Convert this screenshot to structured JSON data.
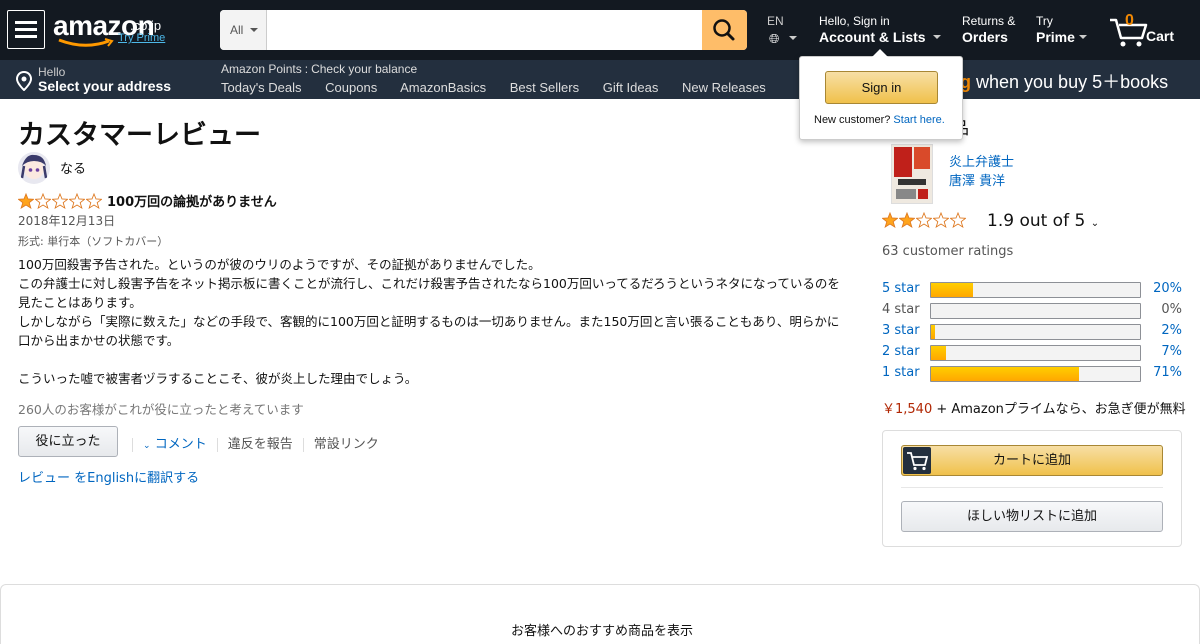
{
  "nav": {
    "logo": "amazon",
    "logo_tld": ".co.jp",
    "logo_prime": "Try Prime",
    "search_dept": "All",
    "search_placeholder": "",
    "lang": "EN",
    "account_l1": "Hello, Sign in",
    "account_l2": "Account & Lists",
    "returns_l1": "Returns &",
    "returns_l2": "Orders",
    "prime_l1": "Try",
    "prime_l2": "Prime",
    "cart_count": "0",
    "cart_label": "Cart"
  },
  "subnav": {
    "address_l1": "Hello",
    "address_l2": "Select your address",
    "points_label": "Amazon Points",
    "points_value": "Check your balance",
    "links": [
      "Today's Deals",
      "Coupons",
      "AmazonBasics",
      "Best Sellers",
      "Gift Ideas",
      "New Releases"
    ],
    "promo_highlight": "g",
    "promo_text": " when you buy 5＋books"
  },
  "flyout": {
    "signin": "Sign in",
    "new_customer": "New customer?",
    "start_here": "Start here."
  },
  "review": {
    "page_title": "カスタマーレビュー",
    "reviewer": "なる",
    "rating": 1,
    "title": "100万回の論拠がありません",
    "date": "2018年12月13日",
    "format": "形式: 単行本（ソフトカバー）",
    "body": [
      "100万回殺害予告された。というのが彼のウリのようですが、その証拠がありませんでした。",
      "この弁護士に対し殺害予告をネット掲示板に書くことが流行し、これだけ殺害予告されたなら100万回いってるだろうというネタになっているのを見たことはあります。",
      "しかしながら「実際に数えた」などの手段で、客観的に100万回と証明するものは一切ありません。また150万回と言い張ることもあり、明らかに口から出まかせの状態です。",
      "",
      "こういった嘘で被害者ヅラすることこそ、彼が炎上した理由でしょう。"
    ],
    "helpful_count": "260人のお客様がこれが役に立ったと考えています",
    "helpful_button": "役に立った",
    "comment": "コメント",
    "report": "違反を報告",
    "permalink": "常設リンク",
    "translate": "レビュー をEnglishに翻訳する"
  },
  "product": {
    "heading_tail": "品",
    "title": "炎上弁護士",
    "author": "唐澤 貴洋",
    "average": "1.9 out of 5",
    "average_value": 1.9,
    "ratings_count": "63 customer ratings",
    "histogram": [
      {
        "label": "5 star",
        "pct": "20%",
        "value": 20,
        "linked": true
      },
      {
        "label": "4 star",
        "pct": "0%",
        "value": 0,
        "linked": false
      },
      {
        "label": "3 star",
        "pct": "2%",
        "value": 2,
        "linked": true
      },
      {
        "label": "2 star",
        "pct": "7%",
        "value": 7,
        "linked": true
      },
      {
        "label": "1 star",
        "pct": "71%",
        "value": 71,
        "linked": true
      }
    ],
    "price": "￥1,540",
    "prime_text": " + Amazonプライムなら、お急ぎ便が無料",
    "add_to_cart": "カートに追加",
    "add_to_wishlist": "ほしい物リストに追加"
  },
  "recs": {
    "text": "お客様へのおすすめ商品を表示"
  },
  "colors": {
    "nav_bg": "#131921",
    "subnav_bg": "#232f3e",
    "star": "#ffa41c",
    "link": "#0066c0",
    "price": "#b12704"
  }
}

- **Required work**:
The data above should be repeated exactly, minus any pictures.

- **Task response**:
Convert this screenshot to structured JSON data.
{
  "nav": {
    "logo": "amazon",
    "logo_tld": ".co.jp",
    "logo_prime": "Try Prime",
    "search_dept": "All",
    "search_placeholder": "",
    "lang": "EN",
    "account_l1": "Hello, Sign in",
    "account_l2": "Account & Lists",
    "returns_l1": "Returns &",
    "returns_l2": "Orders",
    "prime_l1": "Try",
    "prime_l2": "Prime",
    "cart_count": "0",
    "cart_label": "Cart"
  },
  "subnav": {
    "address_l1": "Hello",
    "address_l2": "Select your address",
    "points_label": "Amazon Points",
    "points_value": "Check your balance",
    "links": [
      "Today's Deals",
      "Coupons",
      "AmazonBasics",
      "Best Sellers",
      "Gift Ideas",
      "New Releases"
    ],
    "promo_highlight": "g",
    "promo_text": " when you buy 5＋books"
  },
  "flyout": {
    "signin": "Sign in",
    "new_customer": "New customer?",
    "start_here": "Start here."
  },
  "review": {
    "page_title": "カスタマーレビュー",
    "reviewer": "なる",
    "rating": 1,
    "title": "100万回の論拠がありません",
    "date": "2018年12月13日",
    "format": "形式: 単行本（ソフトカバー）",
    "body": [
      "100万回殺害予告された。というのが彼のウリのようですが、その証拠がありませんでした。",
      "この弁護士に対し殺害予告をネット掲示板に書くことが流行し、これだけ殺害予告されたなら100万回いってるだろうというネタになっているのを見たことはあります。",
      "しかしながら「実際に数えた」などの手段で、客観的に100万回と証明するものは一切ありません。また150万回と言い張ることもあり、明らかに口から出まかせの状態です。",
      "",
      "こういった嘘で被害者ヅラすることこそ、彼が炎上した理由でしょう。"
    ],
    "helpful_count": "260人のお客様がこれが役に立ったと考えています",
    "helpful_button": "役に立った",
    "comment": "コメント",
    "report": "違反を報告",
    "permalink": "常設リンク",
    "translate": "レビュー をEnglishに翻訳する"
  },
  "product": {
    "heading_tail": "品",
    "title": "炎上弁護士",
    "author": "唐澤 貴洋",
    "average": "1.9 out of 5",
    "average_value": 1.9,
    "ratings_count": "63 customer ratings",
    "histogram": [
      {
        "label": "5 star",
        "pct": "20%",
        "value": 20,
        "linked": true
      },
      {
        "label": "4 star",
        "pct": "0%",
        "value": 0,
        "linked": false
      },
      {
        "label": "3 star",
        "pct": "2%",
        "value": 2,
        "linked": true
      },
      {
        "label": "2 star",
        "pct": "7%",
        "value": 7,
        "linked": true
      },
      {
        "label": "1 star",
        "pct": "71%",
        "value": 71,
        "linked": true
      }
    ],
    "price": "￥1,540",
    "prime_text": " + Amazonプライムなら、お急ぎ便が無料",
    "add_to_cart": "カートに追加",
    "add_to_wishlist": "ほしい物リストに追加"
  },
  "recs": {
    "text": "お客様へのおすすめ商品を表示"
  },
  "colors": {
    "nav_bg": "#131921",
    "subnav_bg": "#232f3e",
    "star": "#ffa41c",
    "link": "#0066c0",
    "price": "#b12704"
  }
}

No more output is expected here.